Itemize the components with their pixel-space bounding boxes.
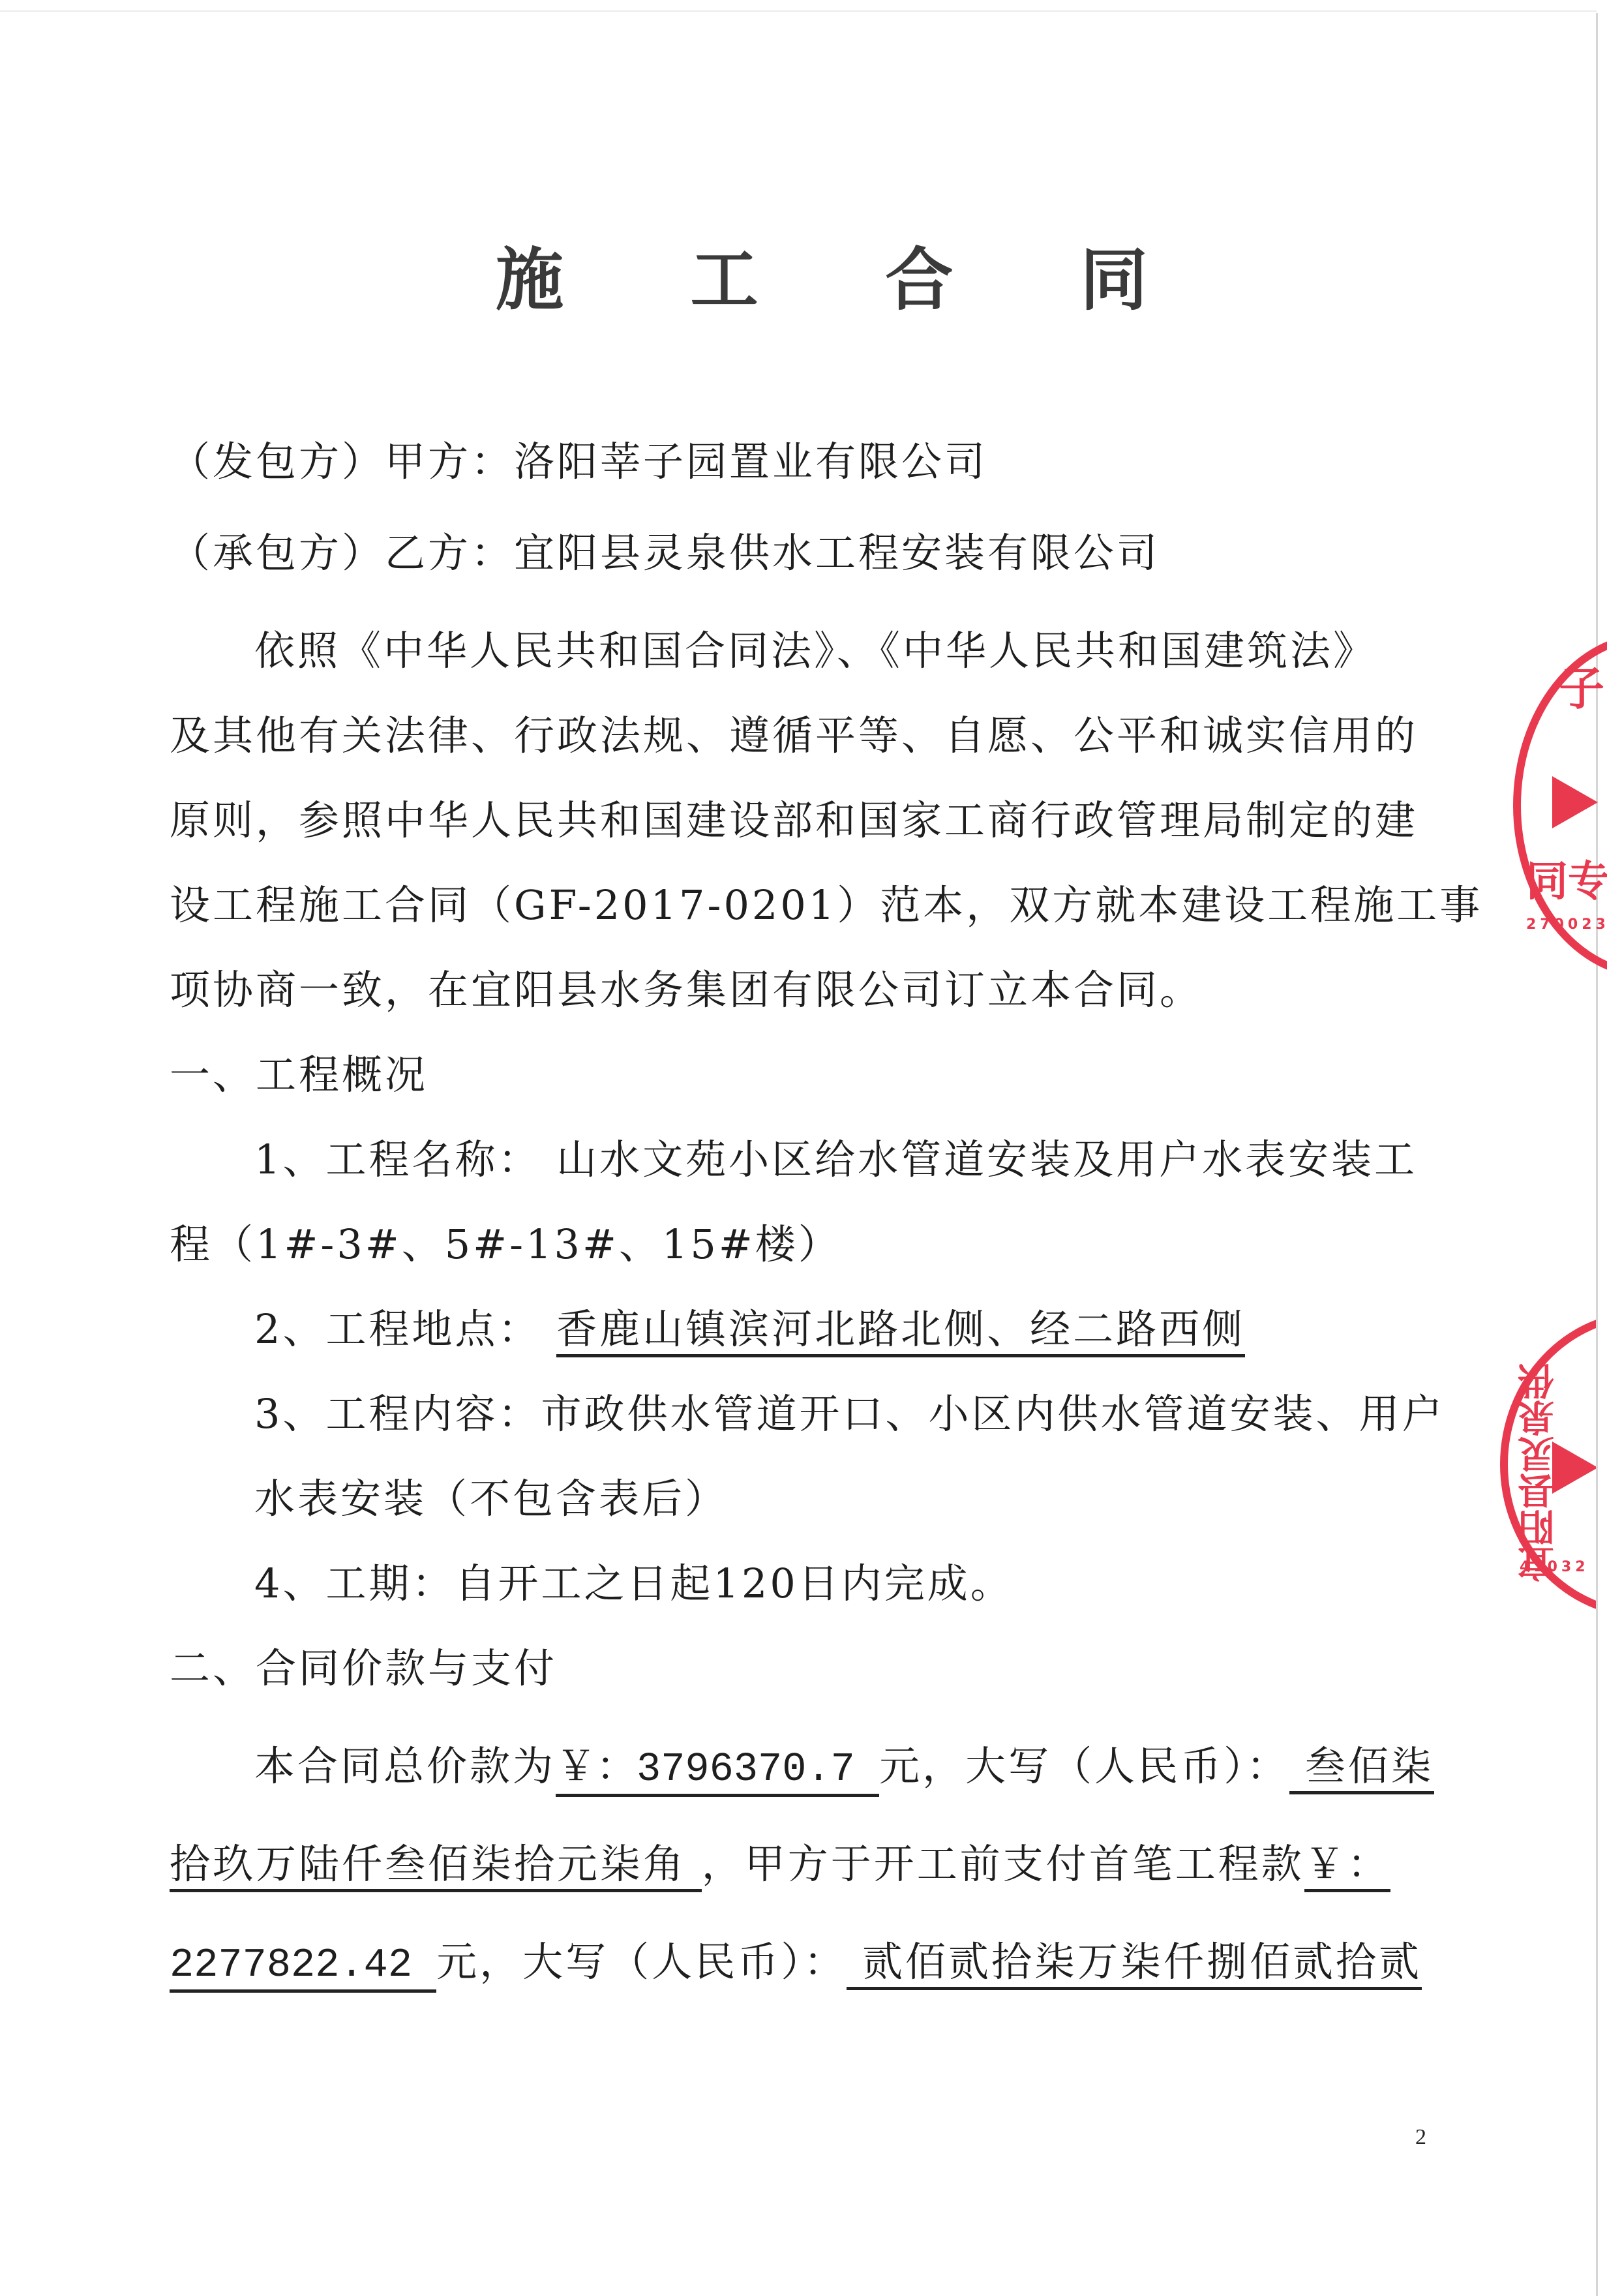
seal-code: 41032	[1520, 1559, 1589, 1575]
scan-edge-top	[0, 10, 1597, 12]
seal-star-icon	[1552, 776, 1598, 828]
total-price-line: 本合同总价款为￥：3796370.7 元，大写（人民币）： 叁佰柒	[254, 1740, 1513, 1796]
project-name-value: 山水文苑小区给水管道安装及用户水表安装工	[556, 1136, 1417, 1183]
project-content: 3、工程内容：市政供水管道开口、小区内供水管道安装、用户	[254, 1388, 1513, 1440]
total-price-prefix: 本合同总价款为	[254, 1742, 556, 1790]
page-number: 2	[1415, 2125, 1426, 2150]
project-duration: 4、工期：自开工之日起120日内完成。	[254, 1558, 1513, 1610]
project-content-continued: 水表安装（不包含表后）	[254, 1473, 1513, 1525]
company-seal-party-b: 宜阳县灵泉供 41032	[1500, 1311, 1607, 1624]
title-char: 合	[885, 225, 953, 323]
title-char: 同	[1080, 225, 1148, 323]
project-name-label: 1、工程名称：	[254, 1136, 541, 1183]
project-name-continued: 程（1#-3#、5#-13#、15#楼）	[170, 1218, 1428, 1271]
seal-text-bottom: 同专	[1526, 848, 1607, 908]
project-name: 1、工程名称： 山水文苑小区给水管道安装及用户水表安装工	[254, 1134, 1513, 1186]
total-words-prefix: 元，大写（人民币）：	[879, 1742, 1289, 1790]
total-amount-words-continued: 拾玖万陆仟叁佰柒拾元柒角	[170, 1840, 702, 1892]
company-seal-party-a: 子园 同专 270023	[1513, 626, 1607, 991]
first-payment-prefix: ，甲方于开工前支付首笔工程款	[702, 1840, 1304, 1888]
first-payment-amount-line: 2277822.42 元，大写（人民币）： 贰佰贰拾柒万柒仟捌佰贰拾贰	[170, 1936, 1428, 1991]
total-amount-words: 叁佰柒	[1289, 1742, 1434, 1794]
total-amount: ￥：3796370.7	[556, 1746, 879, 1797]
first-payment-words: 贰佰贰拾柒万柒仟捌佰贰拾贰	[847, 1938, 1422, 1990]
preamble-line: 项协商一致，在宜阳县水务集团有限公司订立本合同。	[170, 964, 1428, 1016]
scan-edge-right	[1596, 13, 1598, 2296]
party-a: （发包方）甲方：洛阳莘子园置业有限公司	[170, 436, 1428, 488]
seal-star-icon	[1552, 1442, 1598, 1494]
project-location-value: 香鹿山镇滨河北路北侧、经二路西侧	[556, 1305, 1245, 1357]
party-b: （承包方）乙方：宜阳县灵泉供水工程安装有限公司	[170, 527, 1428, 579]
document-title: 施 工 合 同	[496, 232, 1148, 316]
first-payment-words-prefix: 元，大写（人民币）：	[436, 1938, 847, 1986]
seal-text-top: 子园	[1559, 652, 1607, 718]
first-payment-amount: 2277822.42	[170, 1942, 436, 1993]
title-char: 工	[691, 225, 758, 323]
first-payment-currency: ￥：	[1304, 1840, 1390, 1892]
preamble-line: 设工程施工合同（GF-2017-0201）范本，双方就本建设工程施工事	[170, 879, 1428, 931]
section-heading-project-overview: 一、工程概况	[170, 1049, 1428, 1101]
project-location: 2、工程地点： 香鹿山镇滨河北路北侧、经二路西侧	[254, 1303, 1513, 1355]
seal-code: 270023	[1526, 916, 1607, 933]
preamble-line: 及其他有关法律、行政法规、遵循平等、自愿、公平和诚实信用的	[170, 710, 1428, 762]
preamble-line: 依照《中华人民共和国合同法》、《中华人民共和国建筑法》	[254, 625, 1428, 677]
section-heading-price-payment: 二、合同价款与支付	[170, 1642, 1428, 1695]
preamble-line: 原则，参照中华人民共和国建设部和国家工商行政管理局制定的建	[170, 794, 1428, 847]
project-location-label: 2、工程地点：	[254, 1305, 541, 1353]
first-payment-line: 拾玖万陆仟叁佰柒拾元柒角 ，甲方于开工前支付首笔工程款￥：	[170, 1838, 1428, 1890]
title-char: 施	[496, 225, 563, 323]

▶ **Given task**
Reproduce every line of the items above verbatim, leaving out the pictures.

▶ **Right answer**
Itemize the components with their pixel-space bounding boxes.
seal-code: 41032	[1520, 1559, 1589, 1575]
scan-edge-top	[0, 10, 1597, 12]
seal-star-icon	[1552, 776, 1598, 828]
total-price-line: 本合同总价款为￥：3796370.7 元，大写（人民币）： 叁佰柒	[254, 1740, 1513, 1796]
project-name-value: 山水文苑小区给水管道安装及用户水表安装工	[556, 1136, 1417, 1183]
project-content: 3、工程内容：市政供水管道开口、小区内供水管道安装、用户	[254, 1388, 1513, 1440]
total-price-prefix: 本合同总价款为	[254, 1742, 556, 1790]
page-number: 2	[1415, 2125, 1426, 2150]
project-duration: 4、工期：自开工之日起120日内完成。	[254, 1558, 1513, 1610]
project-content-continued: 水表安装（不包含表后）	[254, 1473, 1513, 1525]
company-seal-party-b: 宜阳县灵泉供 41032	[1500, 1311, 1607, 1624]
title-char: 合	[885, 225, 953, 323]
title-char: 同	[1080, 225, 1148, 323]
project-name-label: 1、工程名称：	[254, 1136, 541, 1183]
project-name-continued: 程（1#-3#、5#-13#、15#楼）	[170, 1218, 1428, 1271]
seal-text-bottom: 同专	[1526, 848, 1607, 908]
project-name: 1、工程名称： 山水文苑小区给水管道安装及用户水表安装工	[254, 1134, 1513, 1186]
total-words-prefix: 元，大写（人民币）：	[879, 1742, 1289, 1790]
total-amount-words-continued: 拾玖万陆仟叁佰柒拾元柒角	[170, 1840, 702, 1892]
company-seal-party-a: 子园 同专 270023	[1513, 626, 1607, 991]
first-payment-prefix: ，甲方于开工前支付首笔工程款	[702, 1840, 1304, 1888]
first-payment-amount-line: 2277822.42 元，大写（人民币）： 贰佰贰拾柒万柒仟捌佰贰拾贰	[170, 1936, 1428, 1991]
total-amount-words: 叁佰柒	[1289, 1742, 1434, 1794]
total-amount: ￥：3796370.7	[556, 1746, 879, 1797]
first-payment-words: 贰佰贰拾柒万柒仟捌佰贰拾贰	[847, 1938, 1422, 1990]
preamble-line: 项协商一致，在宜阳县水务集团有限公司订立本合同。	[170, 964, 1428, 1016]
scan-edge-right	[1596, 13, 1598, 2296]
party-a: （发包方）甲方：洛阳莘子园置业有限公司	[170, 436, 1428, 488]
seal-star-icon	[1552, 1442, 1598, 1494]
project-location-value: 香鹿山镇滨河北路北侧、经二路西侧	[556, 1305, 1245, 1357]
party-b: （承包方）乙方：宜阳县灵泉供水工程安装有限公司	[170, 527, 1428, 579]
document-title: 施 工 合 同	[496, 232, 1148, 316]
first-payment-words-prefix: 元，大写（人民币）：	[436, 1938, 847, 1986]
seal-text-top: 子园	[1559, 652, 1607, 718]
first-payment-amount: 2277822.42	[170, 1942, 436, 1993]
title-char: 工	[691, 225, 758, 323]
first-payment-currency: ￥：	[1304, 1840, 1390, 1892]
preamble-line: 设工程施工合同（GF-2017-0201）范本，双方就本建设工程施工事	[170, 879, 1428, 931]
section-heading-project-overview: 一、工程概况	[170, 1049, 1428, 1101]
project-location: 2、工程地点： 香鹿山镇滨河北路北侧、经二路西侧	[254, 1303, 1513, 1355]
seal-code: 270023	[1526, 916, 1607, 933]
preamble-line: 及其他有关法律、行政法规、遵循平等、自愿、公平和诚实信用的	[170, 710, 1428, 762]
preamble-line: 依照《中华人民共和国合同法》、《中华人民共和国建筑法》	[254, 625, 1428, 677]
section-heading-price-payment: 二、合同价款与支付	[170, 1642, 1428, 1695]
preamble-line: 原则，参照中华人民共和国建设部和国家工商行政管理局制定的建	[170, 794, 1428, 847]
project-location-label: 2、工程地点：	[254, 1305, 541, 1353]
first-payment-line: 拾玖万陆仟叁佰柒拾元柒角 ，甲方于开工前支付首笔工程款￥：	[170, 1838, 1428, 1890]
title-char: 施	[496, 225, 563, 323]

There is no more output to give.